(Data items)
* * * * * * * * *

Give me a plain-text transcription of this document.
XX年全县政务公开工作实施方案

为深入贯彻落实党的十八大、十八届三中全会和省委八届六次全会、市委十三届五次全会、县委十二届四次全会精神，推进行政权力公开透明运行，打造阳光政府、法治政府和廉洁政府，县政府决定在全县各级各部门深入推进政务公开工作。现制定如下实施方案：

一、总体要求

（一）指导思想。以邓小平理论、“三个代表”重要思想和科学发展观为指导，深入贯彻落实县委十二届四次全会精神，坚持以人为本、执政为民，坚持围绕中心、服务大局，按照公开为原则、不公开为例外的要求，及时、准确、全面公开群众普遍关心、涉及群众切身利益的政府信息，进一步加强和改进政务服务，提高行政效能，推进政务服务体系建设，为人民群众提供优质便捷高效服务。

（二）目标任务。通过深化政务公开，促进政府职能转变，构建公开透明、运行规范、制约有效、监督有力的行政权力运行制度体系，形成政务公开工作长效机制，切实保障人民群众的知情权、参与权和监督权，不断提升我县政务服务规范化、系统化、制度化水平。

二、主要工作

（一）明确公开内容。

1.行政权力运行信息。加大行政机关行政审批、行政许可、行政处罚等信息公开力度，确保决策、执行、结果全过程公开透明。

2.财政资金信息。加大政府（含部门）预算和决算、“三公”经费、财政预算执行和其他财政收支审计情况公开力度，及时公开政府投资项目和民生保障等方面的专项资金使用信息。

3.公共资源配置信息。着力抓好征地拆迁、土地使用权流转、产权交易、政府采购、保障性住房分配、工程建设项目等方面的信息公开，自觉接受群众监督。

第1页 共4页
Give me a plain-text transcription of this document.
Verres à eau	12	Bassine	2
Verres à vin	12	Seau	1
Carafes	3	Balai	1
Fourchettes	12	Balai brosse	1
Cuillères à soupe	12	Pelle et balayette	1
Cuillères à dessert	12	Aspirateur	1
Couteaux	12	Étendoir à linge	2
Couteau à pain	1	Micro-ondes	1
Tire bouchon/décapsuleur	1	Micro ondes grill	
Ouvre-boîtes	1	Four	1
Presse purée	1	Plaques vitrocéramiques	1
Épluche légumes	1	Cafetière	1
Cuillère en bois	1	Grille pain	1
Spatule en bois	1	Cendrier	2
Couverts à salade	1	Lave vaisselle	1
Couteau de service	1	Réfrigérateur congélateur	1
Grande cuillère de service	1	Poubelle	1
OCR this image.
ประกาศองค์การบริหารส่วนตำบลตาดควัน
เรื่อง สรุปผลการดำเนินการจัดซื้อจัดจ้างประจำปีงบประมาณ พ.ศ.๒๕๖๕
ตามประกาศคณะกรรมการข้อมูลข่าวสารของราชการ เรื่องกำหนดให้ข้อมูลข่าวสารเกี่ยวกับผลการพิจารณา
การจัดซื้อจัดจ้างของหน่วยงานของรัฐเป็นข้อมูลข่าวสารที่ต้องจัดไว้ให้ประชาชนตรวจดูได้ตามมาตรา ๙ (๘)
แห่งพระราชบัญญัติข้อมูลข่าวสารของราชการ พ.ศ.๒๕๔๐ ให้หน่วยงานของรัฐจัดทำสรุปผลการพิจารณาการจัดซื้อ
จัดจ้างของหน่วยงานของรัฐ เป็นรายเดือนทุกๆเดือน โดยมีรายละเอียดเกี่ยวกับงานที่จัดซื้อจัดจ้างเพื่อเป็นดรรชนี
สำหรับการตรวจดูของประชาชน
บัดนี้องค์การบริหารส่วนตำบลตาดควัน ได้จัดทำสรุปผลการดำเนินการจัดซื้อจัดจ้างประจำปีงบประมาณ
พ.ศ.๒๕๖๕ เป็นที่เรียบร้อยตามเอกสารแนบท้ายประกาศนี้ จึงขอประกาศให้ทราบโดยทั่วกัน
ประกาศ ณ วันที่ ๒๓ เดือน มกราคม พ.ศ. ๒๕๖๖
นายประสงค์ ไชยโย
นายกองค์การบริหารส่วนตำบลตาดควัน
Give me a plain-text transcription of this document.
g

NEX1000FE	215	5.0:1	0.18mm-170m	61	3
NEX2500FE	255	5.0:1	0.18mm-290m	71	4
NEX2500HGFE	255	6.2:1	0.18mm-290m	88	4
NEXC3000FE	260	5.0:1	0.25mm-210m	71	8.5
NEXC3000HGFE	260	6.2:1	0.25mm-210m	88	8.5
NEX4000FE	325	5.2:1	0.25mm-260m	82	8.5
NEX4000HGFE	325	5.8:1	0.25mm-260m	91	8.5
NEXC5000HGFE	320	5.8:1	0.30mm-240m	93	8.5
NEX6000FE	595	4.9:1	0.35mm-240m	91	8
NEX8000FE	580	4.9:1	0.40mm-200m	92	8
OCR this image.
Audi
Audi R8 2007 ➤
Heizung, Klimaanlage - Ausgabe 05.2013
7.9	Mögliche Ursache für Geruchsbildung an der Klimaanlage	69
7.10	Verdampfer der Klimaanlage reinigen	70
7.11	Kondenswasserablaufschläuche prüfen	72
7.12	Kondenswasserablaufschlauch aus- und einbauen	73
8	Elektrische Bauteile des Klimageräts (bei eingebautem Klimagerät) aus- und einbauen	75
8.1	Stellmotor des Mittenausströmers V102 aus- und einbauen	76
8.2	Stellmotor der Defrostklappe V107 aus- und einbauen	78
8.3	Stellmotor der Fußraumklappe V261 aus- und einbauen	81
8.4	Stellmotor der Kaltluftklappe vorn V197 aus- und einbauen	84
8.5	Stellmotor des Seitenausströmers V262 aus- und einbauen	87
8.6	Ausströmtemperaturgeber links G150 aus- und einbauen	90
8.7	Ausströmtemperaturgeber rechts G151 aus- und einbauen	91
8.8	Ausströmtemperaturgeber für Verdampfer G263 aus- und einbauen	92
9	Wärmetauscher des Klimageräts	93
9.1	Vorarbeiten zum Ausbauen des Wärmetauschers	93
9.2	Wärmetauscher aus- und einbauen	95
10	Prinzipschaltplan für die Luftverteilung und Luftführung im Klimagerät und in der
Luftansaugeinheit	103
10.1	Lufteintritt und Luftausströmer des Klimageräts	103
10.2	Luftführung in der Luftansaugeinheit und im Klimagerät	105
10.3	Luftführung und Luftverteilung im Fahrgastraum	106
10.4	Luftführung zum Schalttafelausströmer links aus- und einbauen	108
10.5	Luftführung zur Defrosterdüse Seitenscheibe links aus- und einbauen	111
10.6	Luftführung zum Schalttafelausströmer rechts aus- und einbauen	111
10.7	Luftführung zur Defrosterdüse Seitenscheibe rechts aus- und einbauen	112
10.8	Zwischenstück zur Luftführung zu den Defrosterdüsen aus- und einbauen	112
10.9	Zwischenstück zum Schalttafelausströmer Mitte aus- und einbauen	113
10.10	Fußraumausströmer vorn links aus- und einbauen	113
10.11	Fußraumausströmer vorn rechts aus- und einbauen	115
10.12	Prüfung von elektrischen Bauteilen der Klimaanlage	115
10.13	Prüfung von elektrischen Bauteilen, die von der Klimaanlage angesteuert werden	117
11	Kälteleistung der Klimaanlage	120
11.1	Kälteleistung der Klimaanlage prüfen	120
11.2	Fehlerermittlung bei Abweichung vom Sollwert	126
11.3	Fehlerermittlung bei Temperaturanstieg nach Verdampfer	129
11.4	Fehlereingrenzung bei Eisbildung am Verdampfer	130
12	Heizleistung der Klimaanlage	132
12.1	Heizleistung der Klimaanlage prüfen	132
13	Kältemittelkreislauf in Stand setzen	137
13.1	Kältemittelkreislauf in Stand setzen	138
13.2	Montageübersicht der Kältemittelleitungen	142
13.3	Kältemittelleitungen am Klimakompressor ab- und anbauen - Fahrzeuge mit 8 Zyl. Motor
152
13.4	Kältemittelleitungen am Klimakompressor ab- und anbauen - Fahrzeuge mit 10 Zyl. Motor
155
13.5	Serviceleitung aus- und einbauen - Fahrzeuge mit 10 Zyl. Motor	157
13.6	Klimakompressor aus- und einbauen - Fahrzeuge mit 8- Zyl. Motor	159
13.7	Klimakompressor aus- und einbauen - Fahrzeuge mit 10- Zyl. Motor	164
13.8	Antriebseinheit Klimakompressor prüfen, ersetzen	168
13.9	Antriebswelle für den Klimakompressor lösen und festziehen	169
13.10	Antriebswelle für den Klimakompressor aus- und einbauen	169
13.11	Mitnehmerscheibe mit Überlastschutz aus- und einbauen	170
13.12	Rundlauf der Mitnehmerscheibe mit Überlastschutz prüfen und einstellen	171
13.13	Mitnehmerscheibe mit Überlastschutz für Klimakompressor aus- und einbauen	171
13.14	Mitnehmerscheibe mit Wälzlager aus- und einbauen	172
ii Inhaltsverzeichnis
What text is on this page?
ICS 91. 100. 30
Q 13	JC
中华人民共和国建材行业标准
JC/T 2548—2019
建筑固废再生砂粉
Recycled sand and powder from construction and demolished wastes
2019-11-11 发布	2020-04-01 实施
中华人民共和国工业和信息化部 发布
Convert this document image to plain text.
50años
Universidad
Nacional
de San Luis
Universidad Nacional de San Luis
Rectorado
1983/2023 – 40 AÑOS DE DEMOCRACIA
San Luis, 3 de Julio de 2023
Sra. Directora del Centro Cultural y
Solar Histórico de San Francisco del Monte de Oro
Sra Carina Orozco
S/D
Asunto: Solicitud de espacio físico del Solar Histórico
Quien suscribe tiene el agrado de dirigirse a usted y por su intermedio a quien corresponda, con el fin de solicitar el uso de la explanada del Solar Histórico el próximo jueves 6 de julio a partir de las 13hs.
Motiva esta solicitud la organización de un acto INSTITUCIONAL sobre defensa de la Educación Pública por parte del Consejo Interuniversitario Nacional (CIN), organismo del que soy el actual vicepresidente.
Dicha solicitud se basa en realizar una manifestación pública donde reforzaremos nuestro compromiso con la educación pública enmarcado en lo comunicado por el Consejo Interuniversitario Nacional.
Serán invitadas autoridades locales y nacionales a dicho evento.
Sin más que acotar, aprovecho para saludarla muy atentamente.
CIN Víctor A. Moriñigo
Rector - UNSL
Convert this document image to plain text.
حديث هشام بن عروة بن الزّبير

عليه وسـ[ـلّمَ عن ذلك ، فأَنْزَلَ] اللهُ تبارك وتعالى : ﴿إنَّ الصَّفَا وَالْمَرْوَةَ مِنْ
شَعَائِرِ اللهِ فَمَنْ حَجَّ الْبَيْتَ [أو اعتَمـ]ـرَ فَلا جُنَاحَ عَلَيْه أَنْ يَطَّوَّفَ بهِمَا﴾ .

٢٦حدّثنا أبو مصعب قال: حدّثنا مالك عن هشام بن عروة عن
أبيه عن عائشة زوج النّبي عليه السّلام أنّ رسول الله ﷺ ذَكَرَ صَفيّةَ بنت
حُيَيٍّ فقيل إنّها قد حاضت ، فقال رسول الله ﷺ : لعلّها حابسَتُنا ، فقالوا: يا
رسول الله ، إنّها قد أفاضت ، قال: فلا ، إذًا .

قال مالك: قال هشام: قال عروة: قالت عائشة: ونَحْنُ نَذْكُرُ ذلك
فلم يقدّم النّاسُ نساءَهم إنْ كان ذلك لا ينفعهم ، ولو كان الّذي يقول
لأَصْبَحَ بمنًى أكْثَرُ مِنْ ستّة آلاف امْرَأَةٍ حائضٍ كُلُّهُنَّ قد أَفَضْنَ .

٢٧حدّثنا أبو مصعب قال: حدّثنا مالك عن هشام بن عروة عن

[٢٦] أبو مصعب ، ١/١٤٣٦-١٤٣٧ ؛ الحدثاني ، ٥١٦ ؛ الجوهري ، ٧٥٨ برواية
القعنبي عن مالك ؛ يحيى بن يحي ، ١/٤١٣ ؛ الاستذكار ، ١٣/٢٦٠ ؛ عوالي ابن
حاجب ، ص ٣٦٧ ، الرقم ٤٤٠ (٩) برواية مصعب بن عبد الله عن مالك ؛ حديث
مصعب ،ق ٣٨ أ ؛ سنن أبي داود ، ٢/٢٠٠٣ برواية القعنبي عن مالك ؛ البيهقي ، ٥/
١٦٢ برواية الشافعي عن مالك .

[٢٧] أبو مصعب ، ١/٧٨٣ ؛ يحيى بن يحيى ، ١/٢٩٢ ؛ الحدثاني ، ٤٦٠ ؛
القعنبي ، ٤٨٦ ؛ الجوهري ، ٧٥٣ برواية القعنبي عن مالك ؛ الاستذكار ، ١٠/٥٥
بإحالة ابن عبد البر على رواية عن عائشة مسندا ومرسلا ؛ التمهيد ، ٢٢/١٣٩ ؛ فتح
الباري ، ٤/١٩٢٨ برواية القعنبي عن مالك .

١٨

* * * * * * * * *

**What this task involves**
Read through the entries and copy each line in which "عليه" appears.

**Complete response**
عليه وسـ[ـلّمَ عن ذلك ، فأَنْزَلَ] اللهُ تبارك وتعالى : ﴿إنَّ الصَّفَا وَالْمَرْوَةَ مِنْ
أبيه عن عائشة زوج النّبي عليه السّلام أنّ رسول الله ﷺ ذَكَرَ صَفيّةَ بنت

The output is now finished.